> DIRECTIONS: Look at the entries below and reproduce them exactly.

[Data entries]
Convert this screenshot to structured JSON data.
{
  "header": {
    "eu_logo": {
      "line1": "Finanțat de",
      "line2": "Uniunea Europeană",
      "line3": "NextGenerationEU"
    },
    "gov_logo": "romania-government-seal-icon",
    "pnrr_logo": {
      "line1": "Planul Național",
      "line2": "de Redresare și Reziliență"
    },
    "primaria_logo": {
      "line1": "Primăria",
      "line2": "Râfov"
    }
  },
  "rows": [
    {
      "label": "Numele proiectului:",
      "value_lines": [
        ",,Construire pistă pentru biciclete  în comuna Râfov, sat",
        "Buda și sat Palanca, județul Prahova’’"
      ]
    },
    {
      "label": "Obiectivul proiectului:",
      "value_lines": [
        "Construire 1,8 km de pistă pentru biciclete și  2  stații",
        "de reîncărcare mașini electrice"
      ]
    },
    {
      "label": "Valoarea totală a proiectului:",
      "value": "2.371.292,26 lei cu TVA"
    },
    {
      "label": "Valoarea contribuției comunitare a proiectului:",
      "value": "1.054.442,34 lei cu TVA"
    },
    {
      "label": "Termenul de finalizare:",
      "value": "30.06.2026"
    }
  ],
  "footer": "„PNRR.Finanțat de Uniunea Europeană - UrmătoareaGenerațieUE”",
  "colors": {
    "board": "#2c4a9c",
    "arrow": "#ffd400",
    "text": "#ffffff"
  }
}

> FINISHED TASK:
Convert this screenshot to structured JSON data.
{
  "header": {
    "eu_logo": {
      "line1": "Finanțat de",
      "line2": "Uniunea Europeană",
      "line3": "NextGenerationEU"
    },
    "gov_logo": "romania-government-seal-icon",
    "pnrr_logo": {
      "line1": "Planul Național",
      "line2": "de Redresare și Reziliență"
    },
    "primaria_logo": {
      "line1": "Primăria",
      "line2": "Râfov"
    }
  },
  "rows": [
    {
      "label": "Numele proiectului:",
      "value_lines": [
        ",,Construire pistă pentru biciclete  în comuna Râfov, sat",
        "Buda și sat Palanca, județul Prahova’’"
      ]
    },
    {
      "label": "Obiectivul proiectului:",
      "value_lines": [
        "Construire 1,8 km de pistă pentru biciclete și  2  stații",
        "de reîncărcare mașini electrice"
      ]
    },
    {
      "label": "Valoarea totală a proiectului:",
      "value": "2.371.292,26 lei cu TVA"
    },
    {
      "label": "Valoarea contribuției comunitare a proiectului:",
      "value": "1.054.442,34 lei cu TVA"
    },
    {
      "label": "Termenul de finalizare:",
      "value": "30.06.2026"
    }
  ],
  "footer": "„PNRR.Finanțat de Uniunea Europeană - UrmătoareaGenerațieUE”",
  "colors": {
    "board": "#2c4a9c",
    "arrow": "#ffd400",
    "text": "#ffffff"
  }
}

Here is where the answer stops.